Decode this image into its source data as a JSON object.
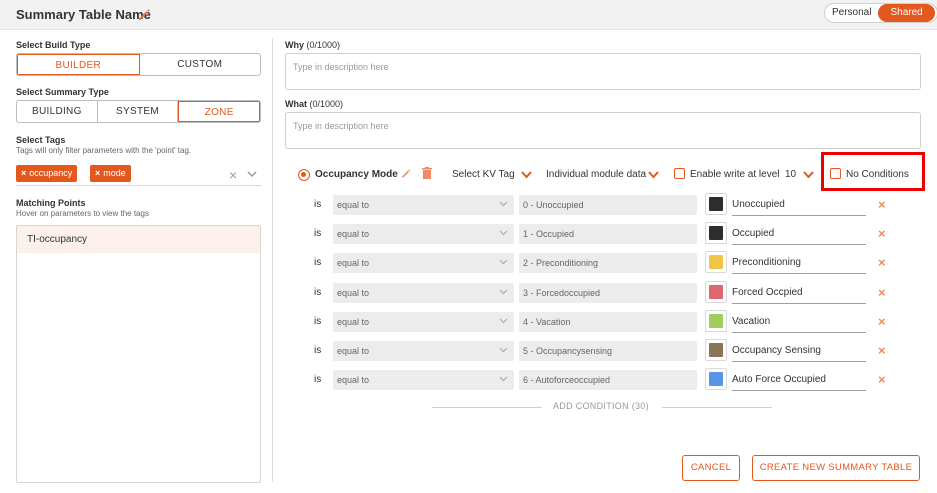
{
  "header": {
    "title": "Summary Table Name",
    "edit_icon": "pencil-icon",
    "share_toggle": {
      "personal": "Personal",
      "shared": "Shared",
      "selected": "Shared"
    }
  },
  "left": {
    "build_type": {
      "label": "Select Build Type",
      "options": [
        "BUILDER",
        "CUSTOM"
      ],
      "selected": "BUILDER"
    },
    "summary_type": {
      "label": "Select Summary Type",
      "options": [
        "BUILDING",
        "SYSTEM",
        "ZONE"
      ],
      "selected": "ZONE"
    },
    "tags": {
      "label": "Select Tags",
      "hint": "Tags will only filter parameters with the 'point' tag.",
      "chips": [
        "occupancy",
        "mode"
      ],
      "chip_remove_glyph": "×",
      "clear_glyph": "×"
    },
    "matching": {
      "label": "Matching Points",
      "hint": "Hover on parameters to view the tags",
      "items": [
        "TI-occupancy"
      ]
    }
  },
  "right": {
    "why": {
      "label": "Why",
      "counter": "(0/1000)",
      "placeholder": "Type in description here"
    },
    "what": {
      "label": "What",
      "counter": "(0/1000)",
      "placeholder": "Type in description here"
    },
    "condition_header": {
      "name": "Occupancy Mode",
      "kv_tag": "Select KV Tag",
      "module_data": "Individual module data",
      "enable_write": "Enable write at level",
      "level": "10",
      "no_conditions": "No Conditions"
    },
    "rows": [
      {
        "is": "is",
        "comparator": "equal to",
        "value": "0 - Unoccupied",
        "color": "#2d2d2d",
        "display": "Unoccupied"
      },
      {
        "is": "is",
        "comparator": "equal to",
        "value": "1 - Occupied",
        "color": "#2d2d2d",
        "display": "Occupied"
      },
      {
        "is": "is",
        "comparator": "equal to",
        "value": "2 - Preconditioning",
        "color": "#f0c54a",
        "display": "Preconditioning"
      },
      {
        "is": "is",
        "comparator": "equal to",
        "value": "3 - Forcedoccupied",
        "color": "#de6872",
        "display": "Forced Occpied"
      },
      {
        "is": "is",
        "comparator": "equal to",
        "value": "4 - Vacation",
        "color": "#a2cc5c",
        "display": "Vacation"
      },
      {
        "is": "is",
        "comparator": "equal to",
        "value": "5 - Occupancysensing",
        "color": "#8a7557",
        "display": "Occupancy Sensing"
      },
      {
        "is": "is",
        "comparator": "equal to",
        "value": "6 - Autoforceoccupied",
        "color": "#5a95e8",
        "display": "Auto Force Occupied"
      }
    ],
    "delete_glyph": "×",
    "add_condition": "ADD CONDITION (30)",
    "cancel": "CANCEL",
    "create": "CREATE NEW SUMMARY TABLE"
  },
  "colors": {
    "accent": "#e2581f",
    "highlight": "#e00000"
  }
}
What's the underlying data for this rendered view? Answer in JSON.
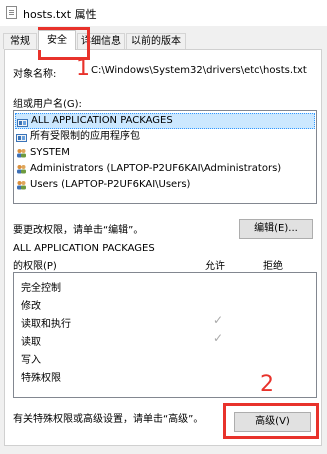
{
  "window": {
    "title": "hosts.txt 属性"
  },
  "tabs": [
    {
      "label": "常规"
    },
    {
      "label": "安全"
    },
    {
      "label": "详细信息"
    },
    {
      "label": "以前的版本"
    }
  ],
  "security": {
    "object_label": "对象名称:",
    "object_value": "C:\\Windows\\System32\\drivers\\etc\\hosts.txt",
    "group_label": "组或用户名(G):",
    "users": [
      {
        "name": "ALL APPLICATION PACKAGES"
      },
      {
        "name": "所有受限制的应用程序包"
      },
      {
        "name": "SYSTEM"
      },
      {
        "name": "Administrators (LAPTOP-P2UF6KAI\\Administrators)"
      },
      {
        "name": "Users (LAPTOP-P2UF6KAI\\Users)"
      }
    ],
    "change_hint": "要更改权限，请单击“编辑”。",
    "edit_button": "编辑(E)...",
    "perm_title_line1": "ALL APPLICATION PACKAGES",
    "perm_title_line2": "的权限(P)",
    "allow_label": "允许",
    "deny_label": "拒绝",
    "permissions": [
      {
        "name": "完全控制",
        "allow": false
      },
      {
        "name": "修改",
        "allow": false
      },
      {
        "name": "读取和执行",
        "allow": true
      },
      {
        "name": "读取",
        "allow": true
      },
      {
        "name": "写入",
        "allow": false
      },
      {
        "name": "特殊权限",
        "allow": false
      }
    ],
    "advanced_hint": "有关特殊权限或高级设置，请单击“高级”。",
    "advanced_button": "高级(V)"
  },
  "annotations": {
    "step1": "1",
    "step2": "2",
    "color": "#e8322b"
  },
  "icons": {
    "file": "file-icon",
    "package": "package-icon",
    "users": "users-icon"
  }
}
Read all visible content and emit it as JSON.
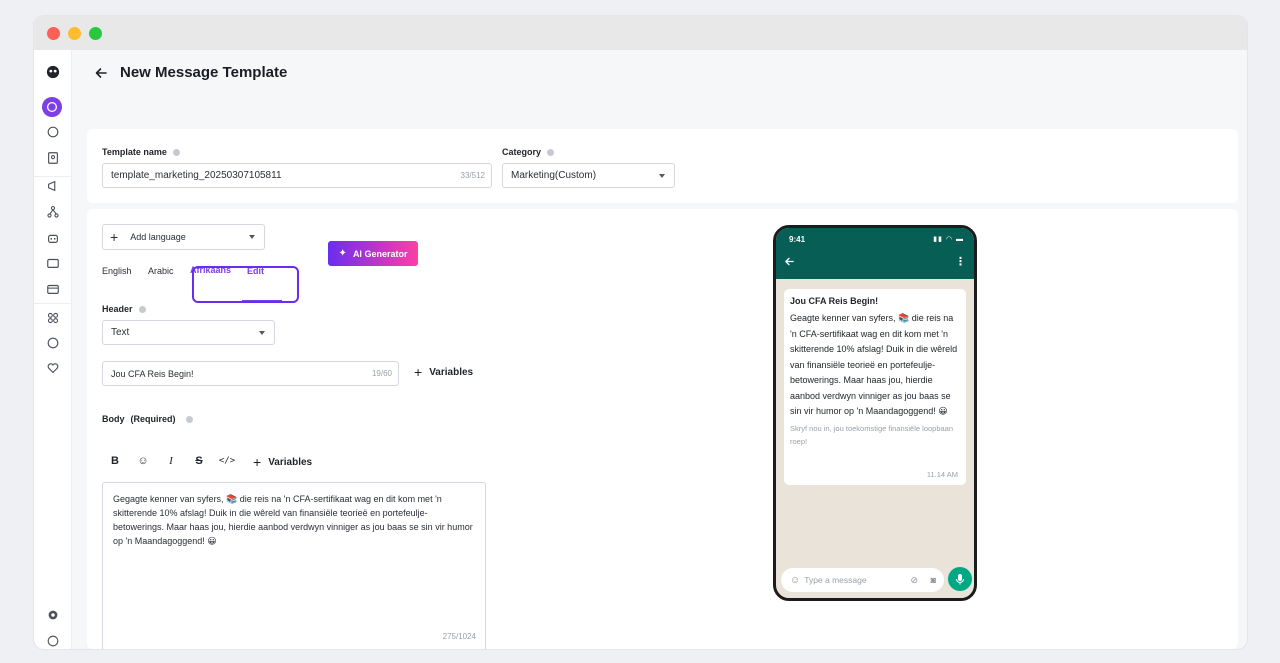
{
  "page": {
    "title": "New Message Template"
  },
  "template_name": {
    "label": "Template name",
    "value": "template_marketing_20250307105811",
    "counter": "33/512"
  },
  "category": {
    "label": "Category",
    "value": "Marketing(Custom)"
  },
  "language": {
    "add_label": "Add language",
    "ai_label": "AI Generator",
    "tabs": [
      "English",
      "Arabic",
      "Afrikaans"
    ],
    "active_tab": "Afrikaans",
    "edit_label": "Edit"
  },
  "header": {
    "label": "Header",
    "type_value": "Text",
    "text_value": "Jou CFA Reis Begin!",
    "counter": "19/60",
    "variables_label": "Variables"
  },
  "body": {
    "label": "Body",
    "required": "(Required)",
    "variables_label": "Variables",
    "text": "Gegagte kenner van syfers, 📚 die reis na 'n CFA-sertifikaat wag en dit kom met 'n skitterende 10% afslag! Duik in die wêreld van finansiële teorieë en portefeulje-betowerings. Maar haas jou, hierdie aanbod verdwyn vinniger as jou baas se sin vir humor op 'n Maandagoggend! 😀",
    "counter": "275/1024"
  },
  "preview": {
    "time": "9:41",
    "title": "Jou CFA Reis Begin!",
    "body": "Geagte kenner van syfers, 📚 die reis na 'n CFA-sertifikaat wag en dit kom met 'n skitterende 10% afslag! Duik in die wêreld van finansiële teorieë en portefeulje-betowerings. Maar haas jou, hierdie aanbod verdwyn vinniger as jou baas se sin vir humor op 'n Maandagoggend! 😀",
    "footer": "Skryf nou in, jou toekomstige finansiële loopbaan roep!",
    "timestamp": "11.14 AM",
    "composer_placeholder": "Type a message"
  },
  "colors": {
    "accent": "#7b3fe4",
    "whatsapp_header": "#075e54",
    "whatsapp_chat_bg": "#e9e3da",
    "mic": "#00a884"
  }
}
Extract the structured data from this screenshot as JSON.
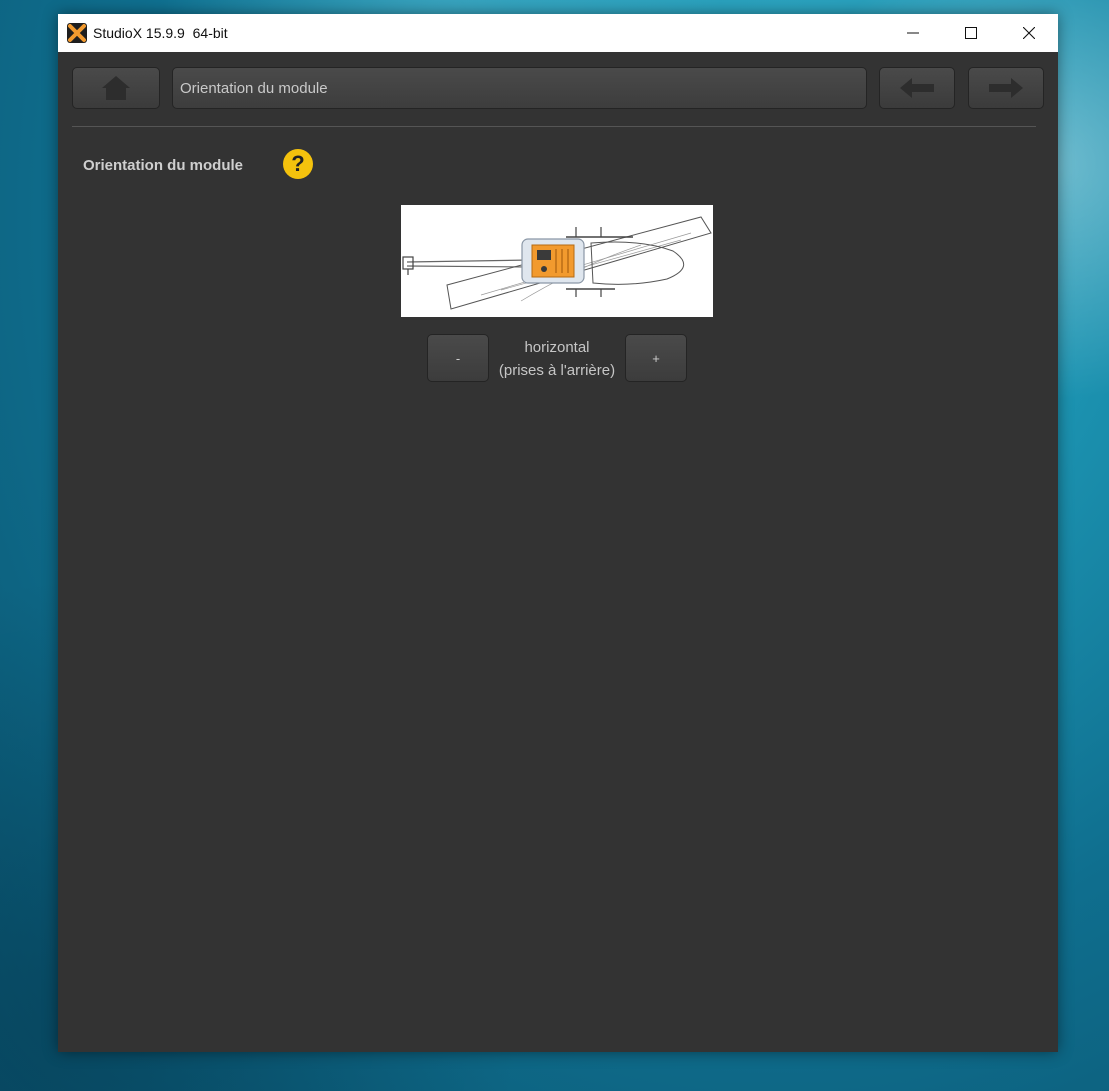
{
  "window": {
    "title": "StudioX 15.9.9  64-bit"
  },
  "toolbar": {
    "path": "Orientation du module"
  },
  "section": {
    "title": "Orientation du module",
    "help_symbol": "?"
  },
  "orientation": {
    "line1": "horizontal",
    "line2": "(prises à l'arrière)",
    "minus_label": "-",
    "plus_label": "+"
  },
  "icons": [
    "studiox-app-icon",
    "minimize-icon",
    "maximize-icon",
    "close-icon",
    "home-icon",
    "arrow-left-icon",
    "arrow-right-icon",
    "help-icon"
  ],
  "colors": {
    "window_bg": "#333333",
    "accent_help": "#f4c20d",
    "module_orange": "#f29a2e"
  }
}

■ ■ ■ ■ ■

What is expected:
Every entry above is to be set down exactly; the pictures are to be left out.

Written reply:
Decode this image into its source data as a JSON object.
{
  "header": {
    "title": "Summary Table Name",
    "edit_icon": "pencil-icon",
    "share_toggle": {
      "personal": "Personal",
      "shared": "Shared",
      "selected": "Shared"
    }
  },
  "left": {
    "build_type": {
      "label": "Select Build Type",
      "options": [
        "BUILDER",
        "CUSTOM"
      ],
      "selected": "BUILDER"
    },
    "summary_type": {
      "label": "Select Summary Type",
      "options": [
        "BUILDING",
        "SYSTEM",
        "ZONE"
      ],
      "selected": "ZONE"
    },
    "tags": {
      "label": "Select Tags",
      "hint": "Tags will only filter parameters with the 'point' tag.",
      "chips": [
        "occupancy",
        "mode"
      ],
      "chip_remove_glyph": "×",
      "clear_glyph": "×"
    },
    "matching": {
      "label": "Matching Points",
      "hint": "Hover on parameters to view the tags",
      "items": [
        "TI-occupancy"
      ]
    }
  },
  "right": {
    "why": {
      "label": "Why",
      "counter": "(0/1000)",
      "placeholder": "Type in description here"
    },
    "what": {
      "label": "What",
      "counter": "(0/1000)",
      "placeholder": "Type in description here"
    },
    "condition_header": {
      "name": "Occupancy Mode",
      "kv_tag": "Select KV Tag",
      "module_data": "Individual module data",
      "enable_write": "Enable write at level",
      "level": "10",
      "no_conditions": "No Conditions"
    },
    "rows": [
      {
        "is": "is",
        "comparator": "equal to",
        "value": "0 - Unoccupied",
        "color": "#2d2d2d",
        "display": "Unoccupied"
      },
      {
        "is": "is",
        "comparator": "equal to",
        "value": "1 - Occupied",
        "color": "#2d2d2d",
        "display": "Occupied"
      },
      {
        "is": "is",
        "comparator": "equal to",
        "value": "2 - Preconditioning",
        "color": "#f0c54a",
        "display": "Preconditioning"
      },
      {
        "is": "is",
        "comparator": "equal to",
        "value": "3 - Forcedoccupied",
        "color": "#de6872",
        "display": "Forced Occpied"
      },
      {
        "is": "is",
        "comparator": "equal to",
        "value": "4 - Vacation",
        "color": "#a2cc5c",
        "display": "Vacation"
      },
      {
        "is": "is",
        "comparator": "equal to",
        "value": "5 - Occupancysensing",
        "color": "#8a7557",
        "display": "Occupancy Sensing"
      },
      {
        "is": "is",
        "comparator": "equal to",
        "value": "6 - Autoforceoccupied",
        "color": "#5a95e8",
        "display": "Auto Force Occupied"
      }
    ],
    "delete_glyph": "×",
    "add_condition": "ADD CONDITION (30)",
    "cancel": "CANCEL",
    "create": "CREATE NEW SUMMARY TABLE"
  },
  "colors": {
    "accent": "#e2581f",
    "highlight": "#e00000"
  }
}
What's the underlying data for this rendered view? Answer in JSON.
{
  "window": {
    "title": "hosts.txt 属性"
  },
  "tabs": [
    {
      "label": "常规"
    },
    {
      "label": "安全"
    },
    {
      "label": "详细信息"
    },
    {
      "label": "以前的版本"
    }
  ],
  "security": {
    "object_label": "对象名称:",
    "object_value": "C:\\Windows\\System32\\drivers\\etc\\hosts.txt",
    "group_label": "组或用户名(G):",
    "users": [
      {
        "name": "ALL APPLICATION PACKAGES"
      },
      {
        "name": "所有受限制的应用程序包"
      },
      {
        "name": "SYSTEM"
      },
      {
        "name": "Administrators (LAPTOP-P2UF6KAI\\Administrators)"
      },
      {
        "name": "Users (LAPTOP-P2UF6KAI\\Users)"
      }
    ],
    "change_hint": "要更改权限，请单击“编辑”。",
    "edit_button": "编辑(E)...",
    "perm_title_line1": "ALL APPLICATION PACKAGES",
    "perm_title_line2": "的权限(P)",
    "allow_label": "允许",
    "deny_label": "拒绝",
    "permissions": [
      {
        "name": "完全控制",
        "allow": false
      },
      {
        "name": "修改",
        "allow": false
      },
      {
        "name": "读取和执行",
        "allow": true
      },
      {
        "name": "读取",
        "allow": true
      },
      {
        "name": "写入",
        "allow": false
      },
      {
        "name": "特殊权限",
        "allow": false
      }
    ],
    "advanced_hint": "有关特殊权限或高级设置，请单击“高级”。",
    "advanced_button": "高级(V)"
  },
  "annotations": {
    "step1": "1",
    "step2": "2",
    "color": "#e8322b"
  },
  "icons": {
    "file": "file-icon",
    "package": "package-icon",
    "users": "users-icon"
  }
}
Read all visible content and emit it as JSON.
{
  "page": {
    "title": "New Message Template"
  },
  "template_name": {
    "label": "Template name",
    "value": "template_marketing_20250307105811",
    "counter": "33/512"
  },
  "category": {
    "label": "Category",
    "value": "Marketing(Custom)"
  },
  "language": {
    "add_label": "Add language",
    "ai_label": "AI Generator",
    "tabs": [
      "English",
      "Arabic",
      "Afrikaans"
    ],
    "active_tab": "Afrikaans",
    "edit_label": "Edit"
  },
  "header": {
    "label": "Header",
    "type_value": "Text",
    "text_value": "Jou CFA Reis Begin!",
    "counter": "19/60",
    "variables_label": "Variables"
  },
  "body": {
    "label": "Body",
    "required": "(Required)",
    "variables_label": "Variables",
    "text": "Gegagte kenner van syfers, 📚 die reis na 'n CFA-sertifikaat wag en dit kom met 'n skitterende 10% afslag! Duik in die wêreld van finansiële teorieë en portefeulje-betowerings. Maar haas jou, hierdie aanbod verdwyn vinniger as jou baas se sin vir humor op 'n Maandagoggend! 😀",
    "counter": "275/1024"
  },
  "preview": {
    "time": "9:41",
    "title": "Jou CFA Reis Begin!",
    "body": "Geagte kenner van syfers, 📚 die reis na 'n CFA-sertifikaat wag en dit kom met 'n skitterende 10% afslag! Duik in die wêreld van finansiële teorieë en portefeulje-betowerings. Maar haas jou, hierdie aanbod verdwyn vinniger as jou baas se sin vir humor op 'n Maandagoggend! 😀",
    "footer": "Skryf nou in, jou toekomstige finansiële loopbaan roep!",
    "timestamp": "11.14 AM",
    "composer_placeholder": "Type a message"
  },
  "colors": {
    "accent": "#7b3fe4",
    "whatsapp_header": "#075e54",
    "whatsapp_chat_bg": "#e9e3da",
    "mic": "#00a884"
  }
}
Extract the structured data from this screenshot as JSON.
{
  "window": {
    "title": "StudioX 15.9.9  64-bit"
  },
  "toolbar": {
    "path": "Orientation du module"
  },
  "section": {
    "title": "Orientation du module",
    "help_symbol": "?"
  },
  "orientation": {
    "line1": "horizontal",
    "line2": "(prises à l'arrière)",
    "minus_label": "-",
    "plus_label": "+"
  },
  "icons": [
    "studiox-app-icon",
    "minimize-icon",
    "maximize-icon",
    "close-icon",
    "home-icon",
    "arrow-left-icon",
    "arrow-right-icon",
    "help-icon"
  ],
  "colors": {
    "window_bg": "#333333",
    "accent_help": "#f4c20d",
    "module_orange": "#f29a2e"
  }
}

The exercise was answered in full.